======== DATA FOR THIS TASK ========
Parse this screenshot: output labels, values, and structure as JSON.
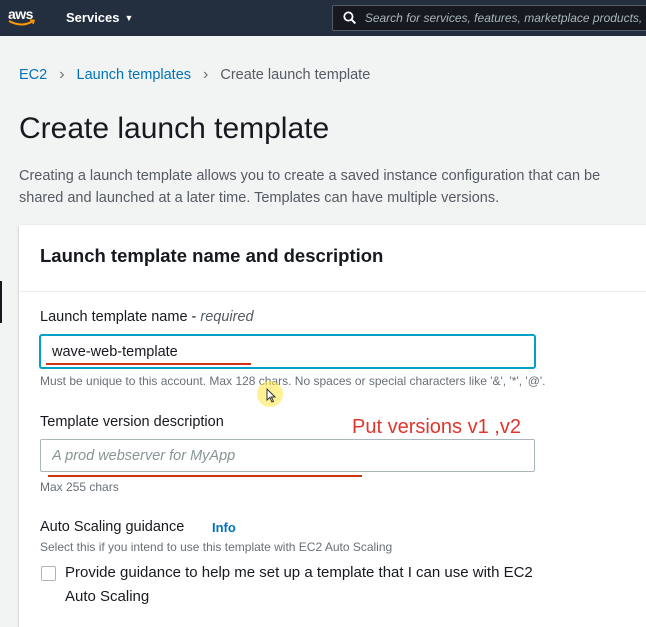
{
  "topnav": {
    "logo_text": "aws",
    "services_label": "Services",
    "search_placeholder": "Search for services, features, marketplace products, and docs"
  },
  "breadcrumb": {
    "items": [
      "EC2",
      "Launch templates"
    ],
    "current": "Create launch template"
  },
  "page": {
    "title": "Create launch template",
    "description_line1": "Creating a launch template allows you to create a saved instance configuration that can be",
    "description_line2": "shared and launched at a later time. Templates can have multiple versions."
  },
  "panel": {
    "title": "Launch template name and description",
    "name_field": {
      "label": "Launch template name - ",
      "label_required": "required",
      "value": "wave-web-template",
      "hint": "Must be unique to this account. Max 128 chars. No spaces or special characters like '&', '*', '@'."
    },
    "version_field": {
      "label": "Template version description",
      "placeholder": "A prod webserver for MyApp",
      "hint": "Max 255 chars"
    },
    "asg": {
      "label": "Auto Scaling guidance",
      "info_label": "Info",
      "hint": "Select this if you intend to use this template with EC2 Auto Scaling",
      "checkbox_label": "Provide guidance to help me set up a template that I can use with EC2 Auto Scaling",
      "checked": false
    }
  },
  "annotation": {
    "text": "Put versions v1 ,v2",
    "color": "#e0352b"
  },
  "colors": {
    "nav_bg": "#232f3e",
    "link": "#0073bb",
    "focus": "#00a1c9"
  }
}
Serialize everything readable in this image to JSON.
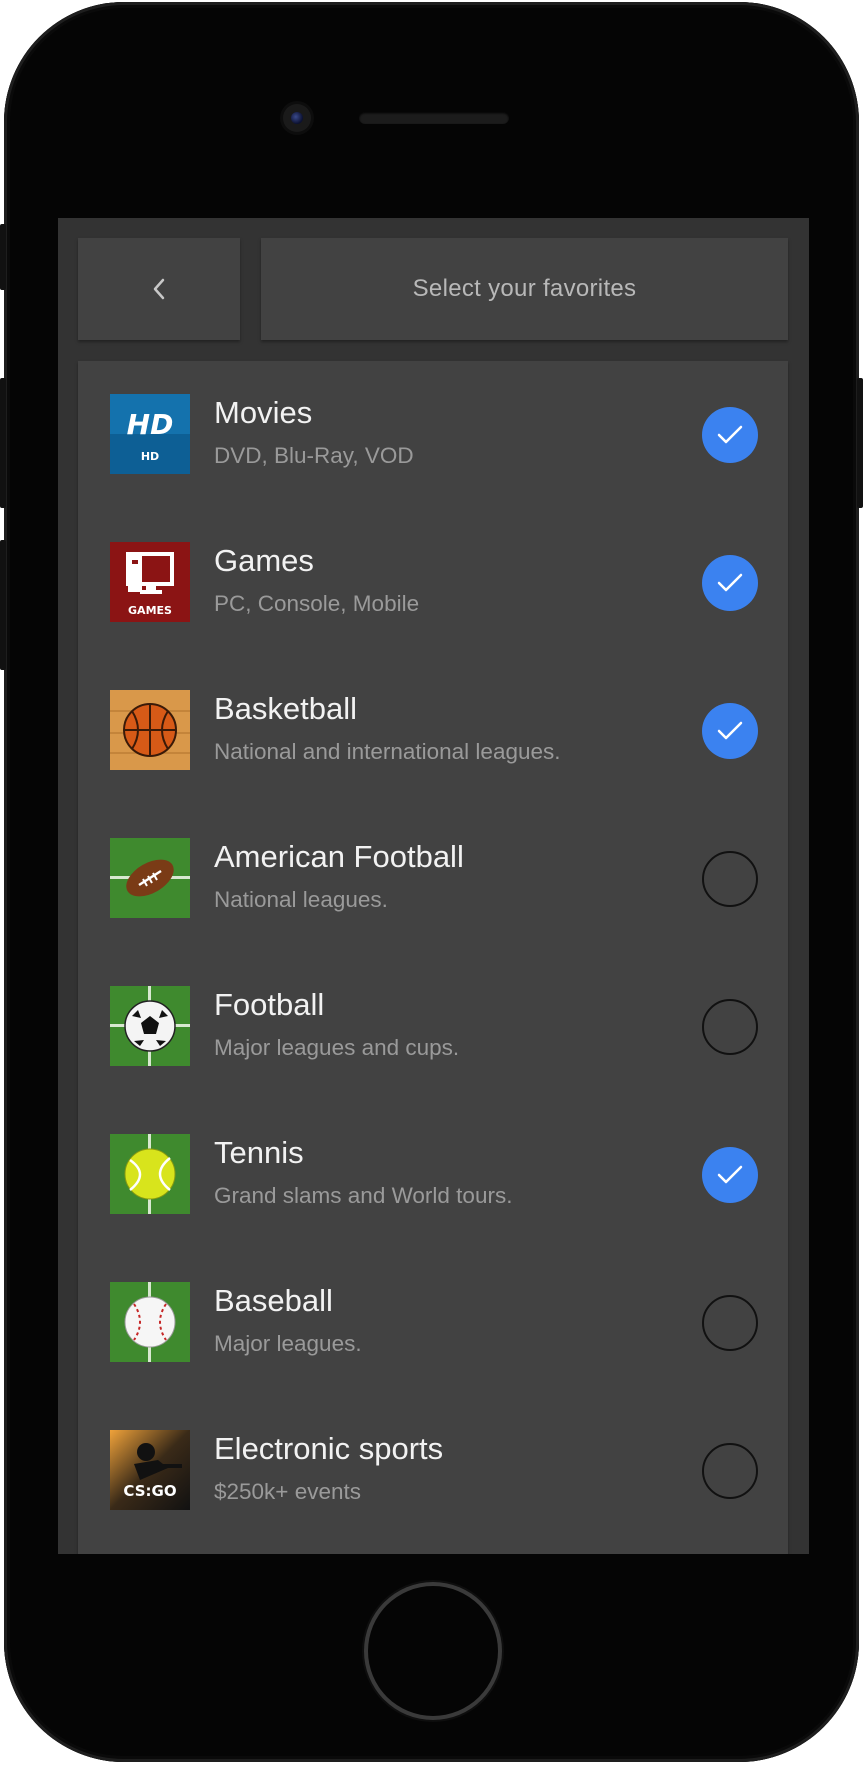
{
  "header": {
    "back_icon": "chevron-left-icon",
    "title": "Select your favorites"
  },
  "colors": {
    "accent": "#3b82f0",
    "screen_bg": "#333333",
    "card_bg": "#424242"
  },
  "categories": [
    {
      "title": "Movies",
      "subtitle": "DVD, Blu-Ray, VOD",
      "icon": "hd-movies-icon",
      "icon_text": "HD",
      "selected": true
    },
    {
      "title": "Games",
      "subtitle": "PC, Console, Mobile",
      "icon": "games-computer-icon",
      "icon_text": "GAMES",
      "selected": true
    },
    {
      "title": "Basketball",
      "subtitle": "National and international leagues.",
      "icon": "basketball-icon",
      "selected": true
    },
    {
      "title": "American Football",
      "subtitle": "National leagues.",
      "icon": "american-football-icon",
      "selected": false
    },
    {
      "title": "Football",
      "subtitle": "Major leagues and cups.",
      "icon": "soccer-ball-icon",
      "selected": false
    },
    {
      "title": "Tennis",
      "subtitle": "Grand slams and World tours.",
      "icon": "tennis-ball-icon",
      "selected": true
    },
    {
      "title": "Baseball",
      "subtitle": "Major leagues.",
      "icon": "baseball-icon",
      "selected": false
    },
    {
      "title": "Electronic sports",
      "subtitle": "$250k+ events",
      "icon": "csgo-icon",
      "icon_text": "CS:GO",
      "selected": false
    }
  ]
}
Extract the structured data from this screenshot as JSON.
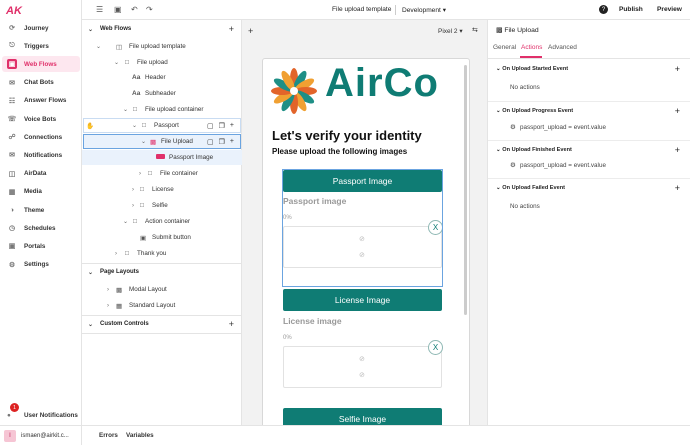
{
  "brand": {
    "logo": "AK",
    "accent": "#e0306a",
    "teal": "#0f7c74"
  },
  "nav": {
    "items": [
      {
        "label": "Journey",
        "icon": "journey-icon"
      },
      {
        "label": "Triggers",
        "icon": "triggers-icon"
      },
      {
        "label": "Web Flows",
        "icon": "web-flows-icon"
      },
      {
        "label": "Chat Bots",
        "icon": "chat-bots-icon"
      },
      {
        "label": "Answer Flows",
        "icon": "answer-flows-icon"
      },
      {
        "label": "Voice Bots",
        "icon": "voice-bots-icon"
      },
      {
        "label": "Connections",
        "icon": "connections-icon"
      },
      {
        "label": "Notifications",
        "icon": "notifications-icon"
      },
      {
        "label": "AirData",
        "icon": "airdata-icon"
      },
      {
        "label": "Media",
        "icon": "media-icon"
      },
      {
        "label": "Theme",
        "icon": "theme-icon"
      },
      {
        "label": "Schedules",
        "icon": "schedules-icon"
      },
      {
        "label": "Portals",
        "icon": "portals-icon"
      },
      {
        "label": "Settings",
        "icon": "settings-icon"
      }
    ],
    "active": "Web Flows",
    "user_notifications": "User Notifications",
    "notification_count": "1",
    "avatar_initial": "I",
    "user_email": "ismaen@airkit.c..."
  },
  "topbar": {
    "title": "File upload template",
    "environment": "Development",
    "help": "?",
    "publish": "Publish",
    "preview": "Preview"
  },
  "tree": {
    "web_flows_header": "Web Flows",
    "nodes": {
      "file_upload_template": "File upload template",
      "file_upload": "File upload",
      "header": "Header",
      "subheader": "Subheader",
      "file_upload_container": "File upload container",
      "passport": "Passport",
      "file_upload_selected": "File Upload",
      "passport_image": "Passport Image",
      "file_container": "File container",
      "license": "License",
      "selfie": "Selfie",
      "action_container": "Action container",
      "submit_button": "Submit button",
      "thank_you": "Thank you"
    },
    "text_icon": "Aa",
    "page_layouts_header": "Page Layouts",
    "modal_layout": "Modal Layout",
    "standard_layout": "Standard Layout",
    "custom_controls_header": "Custom Controls"
  },
  "canvas": {
    "device": "Pixel 2",
    "logo_text": "AirCo",
    "title": "Let's verify your identity",
    "subtitle": "Please upload the following images",
    "passport_button": "Passport Image",
    "passport_label": "Passport image",
    "passport_pct": "0%",
    "license_button": "License Image",
    "license_label": "License image",
    "license_pct": "0%",
    "selfie_button": "Selfie Image",
    "remove_label": "X"
  },
  "props": {
    "title": "File Upload",
    "tabs": [
      "General",
      "Actions",
      "Advanced"
    ],
    "active_tab": "Actions",
    "events": [
      {
        "name": "On Upload Started Event",
        "body": "No actions"
      },
      {
        "name": "On Upload Progress Event",
        "body": "passport_upload = event.value"
      },
      {
        "name": "On Upload Finished Event",
        "body": "passport_upload = event.value"
      },
      {
        "name": "On Upload Failed Event",
        "body": "No actions"
      }
    ]
  },
  "footer": {
    "errors": "Errors",
    "variables": "Variables"
  }
}
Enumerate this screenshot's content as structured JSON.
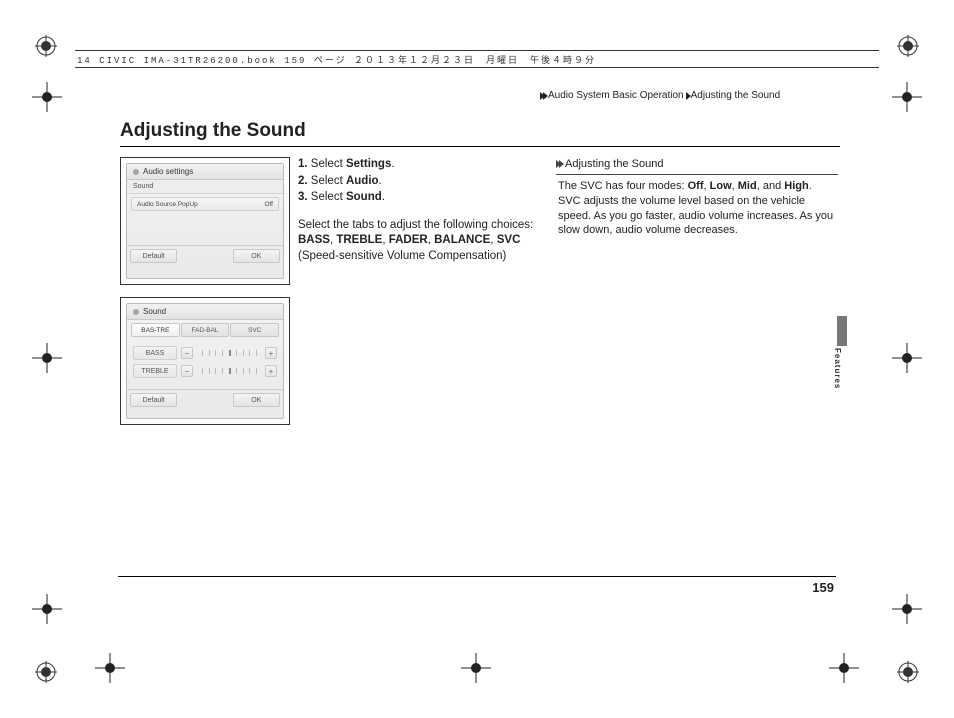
{
  "file_strip": "14 CIVIC IMA-31TR26200.book  159 ページ  ２０１３年１２月２３日　月曜日　午後４時９分",
  "breadcrumb": {
    "section": "Audio System Basic Operation",
    "page": "Adjusting the Sound"
  },
  "title": "Adjusting the Sound",
  "steps": [
    {
      "n": "1.",
      "pre": "Select ",
      "bold": "Settings",
      "post": "."
    },
    {
      "n": "2.",
      "pre": "Select ",
      "bold": "Audio",
      "post": "."
    },
    {
      "n": "3.",
      "pre": "Select ",
      "bold": "Sound",
      "post": "."
    }
  ],
  "instruction_intro": "Select the tabs to adjust the following choices:",
  "instruction_bold_list": [
    "BASS",
    "TREBLE",
    "FADER",
    "BALANCE",
    "SVC"
  ],
  "instruction_tail": "(Speed-sensitive Volume Compensation)",
  "sidebox": {
    "heading": "Adjusting the Sound",
    "p1a": "The SVC has four modes: ",
    "modes": [
      "Off",
      "Low",
      "Mid",
      "High"
    ],
    "p1b": ". SVC adjusts the volume level based on the vehicle speed. As you go faster, audio volume increases. As you slow down, audio volume decreases."
  },
  "side_label": "Features",
  "page_number": "159",
  "shot1": {
    "title": "Audio settings",
    "sub": "Sound",
    "row_label": "Audio Source PopUp",
    "row_value": "Off",
    "btn_left": "Default",
    "btn_right": "OK"
  },
  "shot2": {
    "title": "Sound",
    "tabs": [
      "BAS-TRE",
      "FAD-BAL",
      "SVC"
    ],
    "row1": "BASS",
    "row2": "TREBLE",
    "btn_left": "Default",
    "btn_right": "OK"
  }
}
========
== TASK DESCRIPTION ==
Gather and return every line that holds the string "structured".

== FINISHED EXERCISE ==
Extract the structured data from this screenshot as JSON.
Enumerate this screenshot's content as structured JSON.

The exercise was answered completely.